▶ _DIRECTIVES_:
a - In the passage about the Revenue Station below, on what date was the Revenue Station officially established?
b - Write the next part of the passage about the Fraser River Revenue Station, starting after its final sentence.

— start of SOURCE EXTRACT —

The site, immediately across from the Engineers Camp, positioned the British flag on both sides of the river, creating a visible gateway, and enforceable checkpoint to the gold mining region of the Fraser River.  It is intimated in the correspondence that the purpose and location of the camp was partly due to Moody’s military concerns.

The Engineers own camp is sometimes indentified as “North Camp” in correspondence, and on a later Plumper survey map a nearby location on the south bank is denoted “Parson’s Green,”  probably a reference to the old country and a nod to Captain Parsons, the Royal Engineer Astronomer.  It is likely Parsons established a triangulation benchmark here when delimiting the site of the city of Queenborough.

The position of the Revenue Station forestalled the settlement of squatters and saloons and hotels which would have naturally grown up on the cleared land alongside the Indian village, thus resembling the Langley spit, or Point Roberts and Semiahmoo.  Moody would be a jealous defender of the prominence of his proposed Capital, as typified in this communication to Governor Douglas.

“Your Excellency is aware of the political importance of establishing thoroughly and as early as possible the Capital so chosen, of inducing commercial interests to centre there, and of doing all that may legitimately lay in your power to dissuade them from rooting on the opposite or frontier side of the River.”       [from Scott]

Housing the “Special Force for the Revenue Service,” under Captain Kirk, the Revenue Station, officially established February 15, 1859, embodied a formalization of Moody’s aspirations for Queenborough being the “seaport town” or Port of Entry for the new colony.

The British flag was raised on a flagstaff put up by Phineas Manson, which was, according to one later commentator, “the first ever erected on the mainland.”

— end of SOURCE EXTRACT —
— start of PROVIDED DATA —

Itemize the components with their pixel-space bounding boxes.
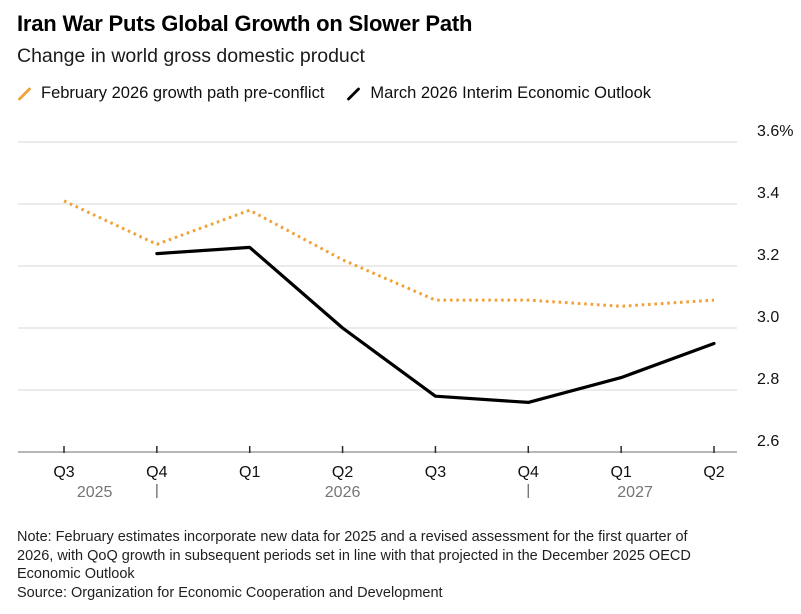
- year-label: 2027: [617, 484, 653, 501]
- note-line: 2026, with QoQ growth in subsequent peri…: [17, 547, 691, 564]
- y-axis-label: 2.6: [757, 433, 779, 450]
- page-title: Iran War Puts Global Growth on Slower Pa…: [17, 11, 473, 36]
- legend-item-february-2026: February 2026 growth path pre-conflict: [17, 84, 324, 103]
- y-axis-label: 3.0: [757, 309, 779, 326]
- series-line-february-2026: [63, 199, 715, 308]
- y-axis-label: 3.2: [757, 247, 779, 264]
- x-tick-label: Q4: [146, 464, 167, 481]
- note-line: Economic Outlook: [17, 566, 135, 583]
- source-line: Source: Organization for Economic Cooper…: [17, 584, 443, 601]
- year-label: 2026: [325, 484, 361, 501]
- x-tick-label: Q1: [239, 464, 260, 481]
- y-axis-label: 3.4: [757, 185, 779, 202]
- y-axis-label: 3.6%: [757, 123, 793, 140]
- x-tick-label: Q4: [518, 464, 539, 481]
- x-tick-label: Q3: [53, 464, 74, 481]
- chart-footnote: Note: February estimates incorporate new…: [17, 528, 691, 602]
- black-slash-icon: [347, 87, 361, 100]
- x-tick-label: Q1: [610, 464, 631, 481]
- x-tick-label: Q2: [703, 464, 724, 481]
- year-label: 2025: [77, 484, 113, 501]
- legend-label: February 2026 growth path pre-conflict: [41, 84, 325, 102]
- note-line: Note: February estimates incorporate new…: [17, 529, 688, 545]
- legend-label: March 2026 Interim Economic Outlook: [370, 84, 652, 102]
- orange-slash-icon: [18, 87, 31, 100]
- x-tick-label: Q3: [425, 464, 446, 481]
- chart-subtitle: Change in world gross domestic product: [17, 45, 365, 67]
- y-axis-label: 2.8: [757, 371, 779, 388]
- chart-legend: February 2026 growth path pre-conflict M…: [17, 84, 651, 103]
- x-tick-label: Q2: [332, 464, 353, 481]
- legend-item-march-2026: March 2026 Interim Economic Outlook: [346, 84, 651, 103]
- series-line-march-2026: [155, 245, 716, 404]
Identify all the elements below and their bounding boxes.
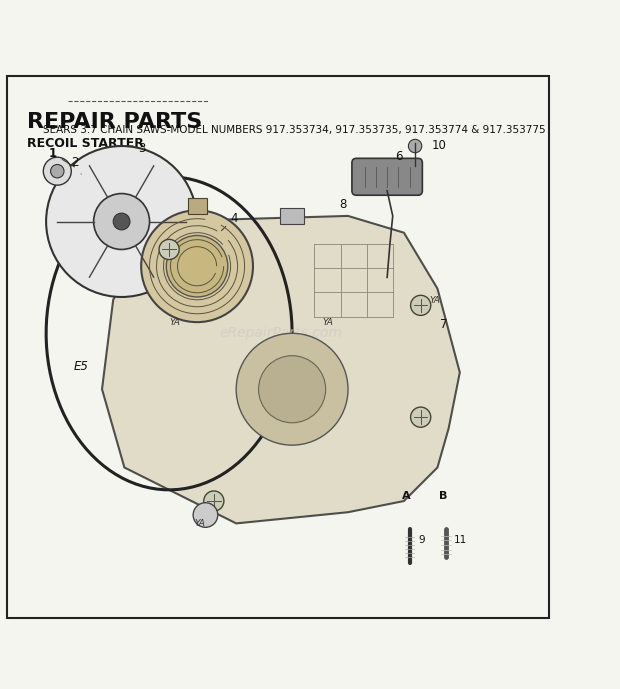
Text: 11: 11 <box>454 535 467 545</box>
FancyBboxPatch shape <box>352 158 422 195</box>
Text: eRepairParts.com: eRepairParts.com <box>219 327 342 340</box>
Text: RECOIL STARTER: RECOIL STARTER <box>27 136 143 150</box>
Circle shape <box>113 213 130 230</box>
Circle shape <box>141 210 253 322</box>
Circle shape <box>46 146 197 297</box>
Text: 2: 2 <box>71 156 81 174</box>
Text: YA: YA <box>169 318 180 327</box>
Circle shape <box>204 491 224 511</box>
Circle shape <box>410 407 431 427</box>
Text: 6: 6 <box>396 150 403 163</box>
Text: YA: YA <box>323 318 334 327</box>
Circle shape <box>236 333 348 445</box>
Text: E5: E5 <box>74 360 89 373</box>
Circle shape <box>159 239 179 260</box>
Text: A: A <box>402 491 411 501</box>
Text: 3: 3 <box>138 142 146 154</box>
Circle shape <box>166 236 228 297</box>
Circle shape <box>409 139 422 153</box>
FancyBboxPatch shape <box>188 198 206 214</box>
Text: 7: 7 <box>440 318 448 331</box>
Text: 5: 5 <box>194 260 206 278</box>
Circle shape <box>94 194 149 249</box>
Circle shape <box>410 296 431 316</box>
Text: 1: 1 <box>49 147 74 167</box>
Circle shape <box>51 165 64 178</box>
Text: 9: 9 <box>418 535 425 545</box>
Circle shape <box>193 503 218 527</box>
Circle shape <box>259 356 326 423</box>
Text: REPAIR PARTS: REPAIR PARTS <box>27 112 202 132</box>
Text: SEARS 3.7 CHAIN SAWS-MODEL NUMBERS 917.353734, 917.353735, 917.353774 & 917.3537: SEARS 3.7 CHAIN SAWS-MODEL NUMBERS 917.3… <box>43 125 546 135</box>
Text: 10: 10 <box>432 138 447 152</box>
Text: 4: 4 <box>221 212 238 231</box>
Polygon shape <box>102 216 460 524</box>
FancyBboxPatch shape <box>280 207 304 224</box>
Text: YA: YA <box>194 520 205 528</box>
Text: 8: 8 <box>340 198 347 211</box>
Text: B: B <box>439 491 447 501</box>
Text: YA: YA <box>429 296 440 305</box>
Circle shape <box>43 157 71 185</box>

— end of PROVIDED DATA —

▶ _RESPONSES TO THE EXERCISE_:
a - February 15, 1859.

b -
Rocks, tones and empty sacks

Colonel Moody took steps to establish Queenborough as a Port of Entry and, in response to his suggestion, Collector Anderson announced in February from Victoria that

“He will give a clearance to vessels to proceed to British Columbia by the way of Port Townsend, and the Port of Loading in Puget Sound, thus obviating the necessity of coming to this port.  The owner must undertake that no dutiable goods shall be imported.”

Even so, many traders also sought entry without clearing first in Victoria. The Revenue Service had many successes.  The Gazette reported in February that

“revenue officers had seized five or six canoes and their cargoes, bound up the river, without either a sufferance to navigate the river, or paying duty upon the goods they were carrying into British Columbia.  The guilty parties were taken to Langley.  They came from Whatcom.”

In March 1859, as merchant WJ Armstrong was building the first store in the new town,  a new customs act defined the Port of Queenborough,  extending from the mouth of the Fraser River to a line drawn through the east end of Tree Island, at the mouth of the Coquitlam River.

At Colonel Moody’s prompting, the Governor

“issued a proclamation permitting small undecked boats entering Fraser River with miners and their stores, to pay duty on the goods at Queenborough, to the revenue officer stationed at that point … The object is to facilitate the miners in reaching the mines, and to save the risk of crossing the Gulf in open boats.”

During the past year, there had been many reports of small craft foundering in the passage from Victoria, and the losses were untold.

On March 12, 1859 the brig Recovery was towed by a passing steamer downriver to Queenborough.  Judge Begbie and Arthur Bushby, who had been staying aboard the Recovery while holding Court at Derby, came down with her to pay a visit to Colonel Moody.  (Begbie wrote that the Recovery was towed by the Maria; his clerk, Bushby, wrote that it was the Enterprise.)

Arriving at Queenborough Begbie met James Kirk and formed at once a good opinion of him.

“I saw Mr Kirk today.  He seems an extremely proper man for his post and is well spoken of by all here.”

Sensing that there might not be room enough for two Revenue departments on the lower Fraser, Begbie went on:

“I rather suspect Bevis and he do not agree very well.  I should think he is at least as good a man as Bevis; but I should be sorry to see the latter displaced, as I rather like him notwithstanding several stories here about him: which I always put to the fault of the empty sack that could not stand upright.  He is always against his own interest; fair and liberal in his statements relative to revenue matters, so far as they come before me; and I never go to the beach at Langley without some request or another relative to boats seized, which I cannot always attend to.”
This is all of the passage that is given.